--- start of LISTED RECORDS ---
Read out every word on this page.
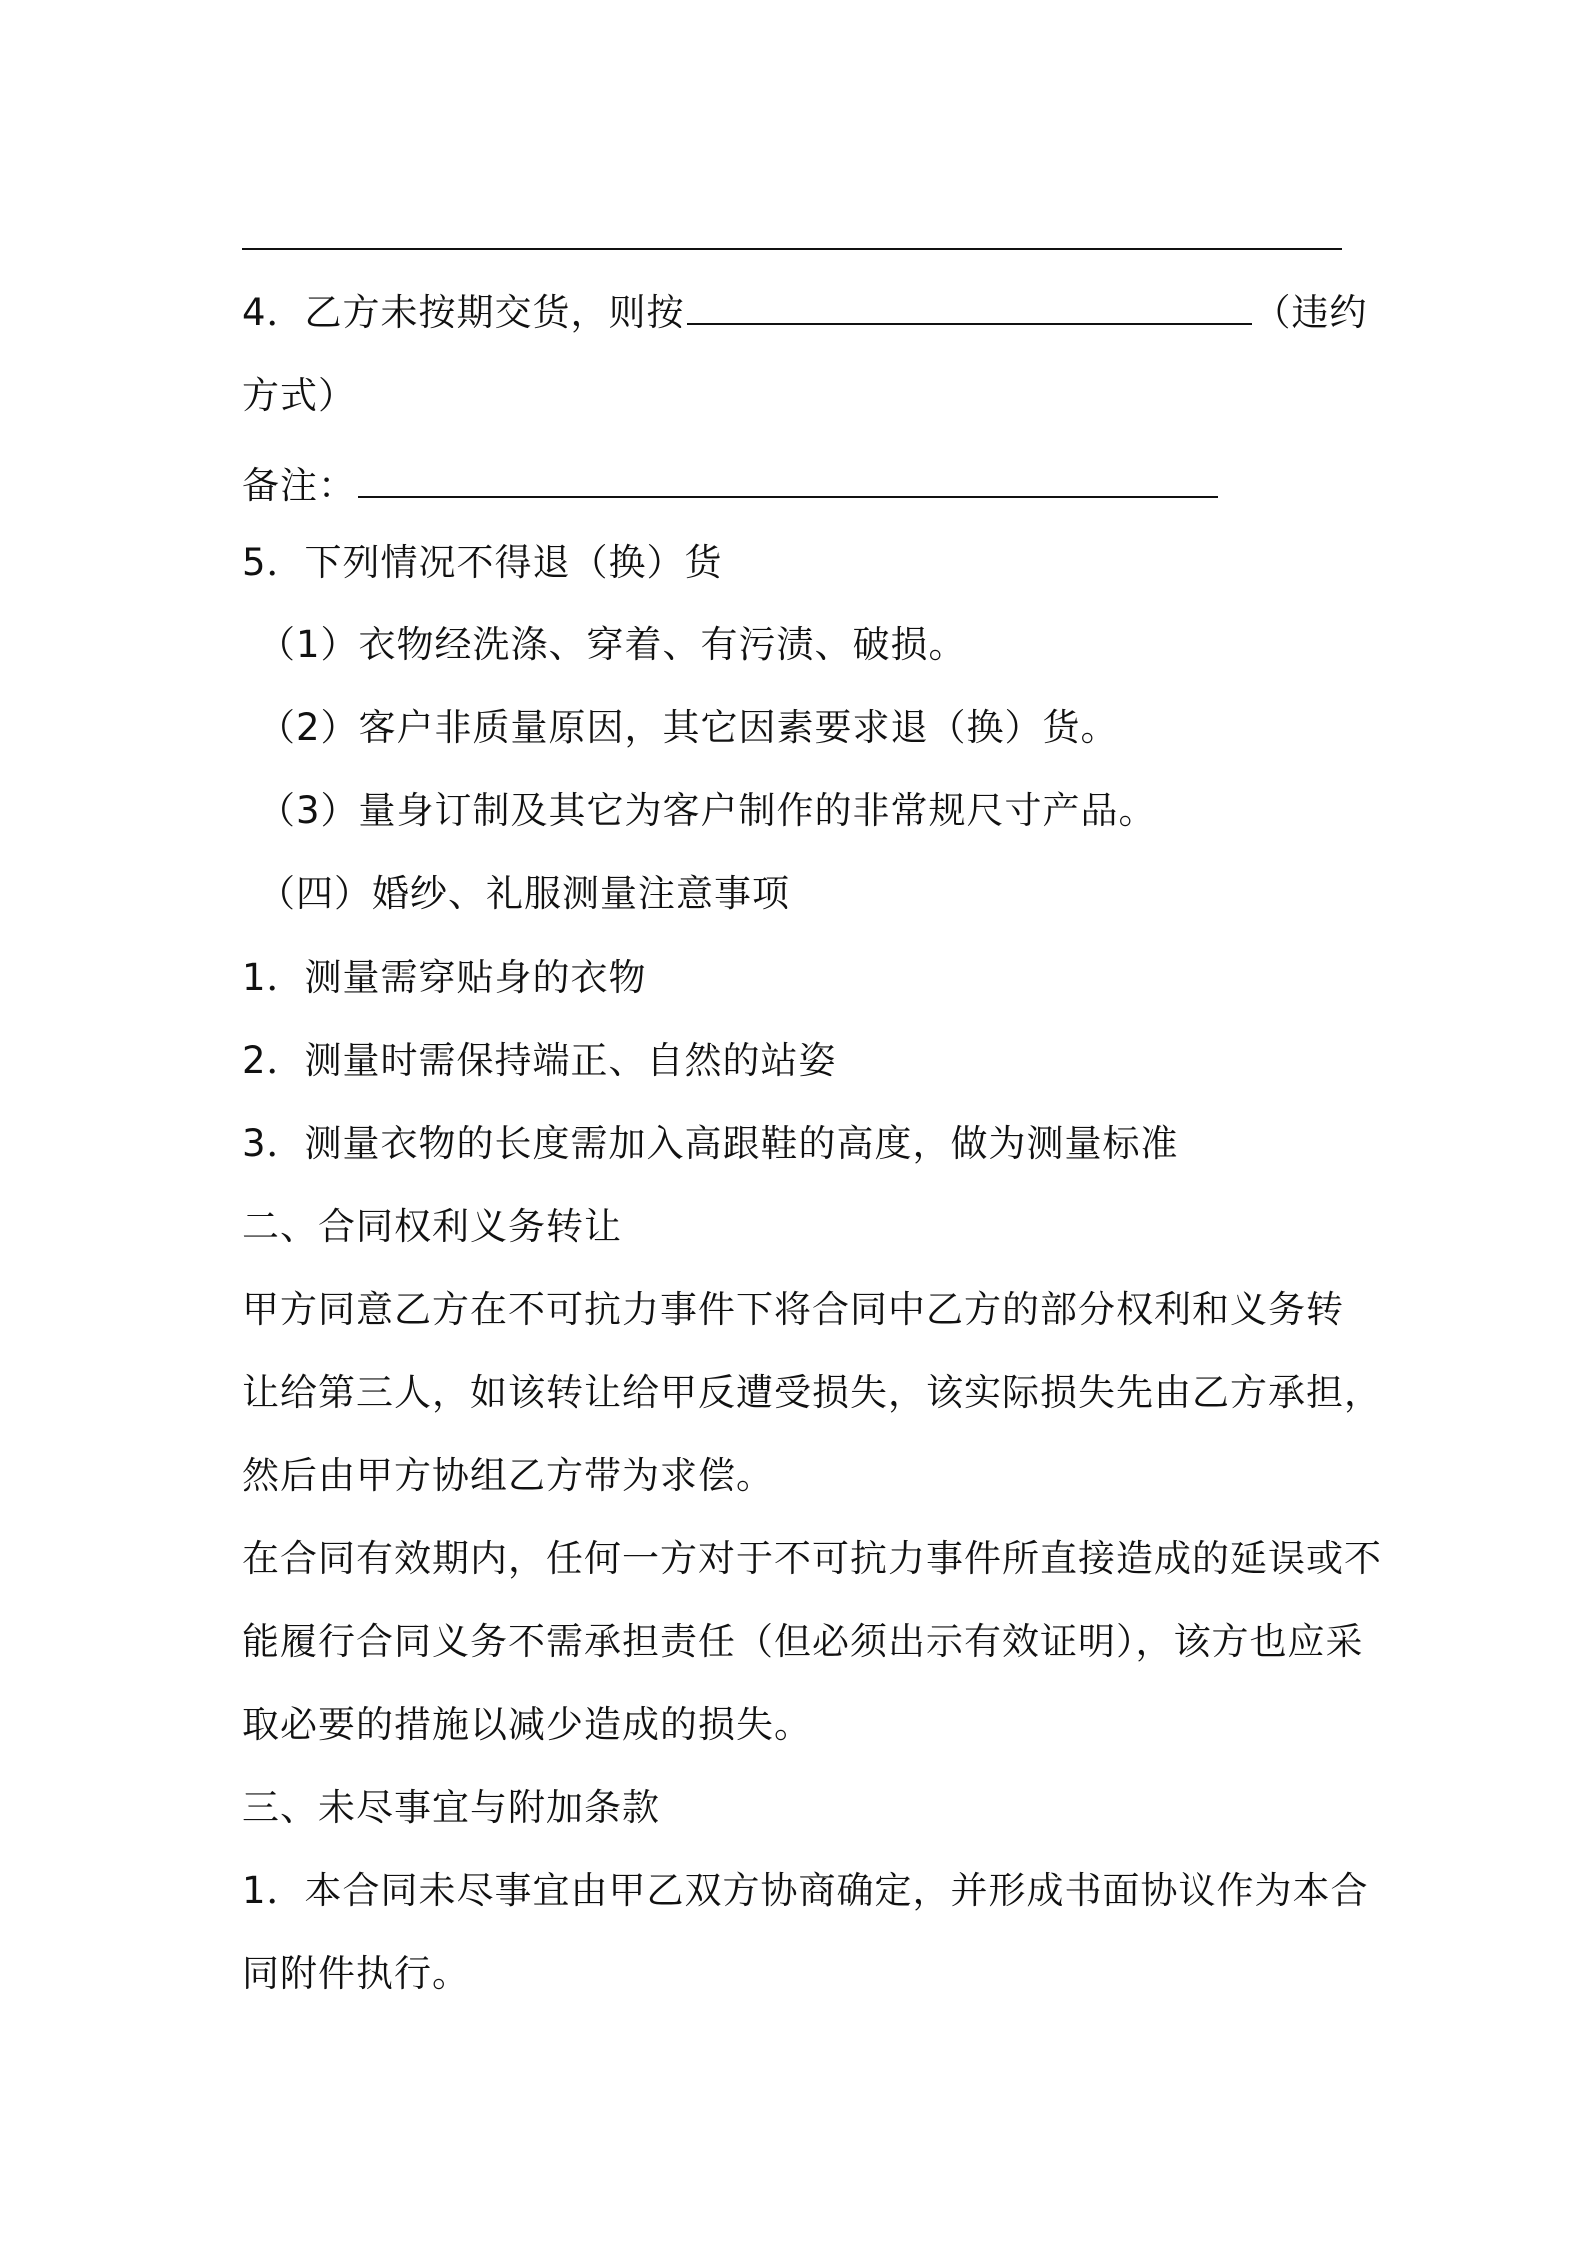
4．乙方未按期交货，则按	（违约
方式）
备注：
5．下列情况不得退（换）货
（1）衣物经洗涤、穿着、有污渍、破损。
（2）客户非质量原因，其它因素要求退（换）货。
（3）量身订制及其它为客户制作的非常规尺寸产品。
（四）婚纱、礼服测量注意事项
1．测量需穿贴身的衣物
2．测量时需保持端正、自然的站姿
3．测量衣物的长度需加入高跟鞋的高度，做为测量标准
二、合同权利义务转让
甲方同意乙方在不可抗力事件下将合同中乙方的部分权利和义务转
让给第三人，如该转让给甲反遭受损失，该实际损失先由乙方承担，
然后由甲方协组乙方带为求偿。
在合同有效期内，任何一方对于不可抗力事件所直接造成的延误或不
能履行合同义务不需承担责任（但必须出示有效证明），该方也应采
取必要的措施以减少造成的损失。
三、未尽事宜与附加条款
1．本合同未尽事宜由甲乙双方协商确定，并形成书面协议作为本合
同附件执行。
--- end of LISTED RECORDS ---
*GOAL*
Leave out the pictures and transcribe everything else exactly.

*RESPONSE FOR THIS EXERCISE*
Read out every word on this page.
4．乙方未按期交货，则按	（违约
方式）
备注：
5．下列情况不得退（换）货
（1）衣物经洗涤、穿着、有污渍、破损。
（2）客户非质量原因，其它因素要求退（换）货。
（3）量身订制及其它为客户制作的非常规尺寸产品。
（四）婚纱、礼服测量注意事项
1．测量需穿贴身的衣物
2．测量时需保持端正、自然的站姿
3．测量衣物的长度需加入高跟鞋的高度，做为测量标准
二、合同权利义务转让
甲方同意乙方在不可抗力事件下将合同中乙方的部分权利和义务转
让给第三人，如该转让给甲反遭受损失，该实际损失先由乙方承担，
然后由甲方协组乙方带为求偿。
在合同有效期内，任何一方对于不可抗力事件所直接造成的延误或不
能履行合同义务不需承担责任（但必须出示有效证明），该方也应采
取必要的措施以减少造成的损失。
三、未尽事宜与附加条款
1．本合同未尽事宜由甲乙双方协商确定，并形成书面协议作为本合
同附件执行。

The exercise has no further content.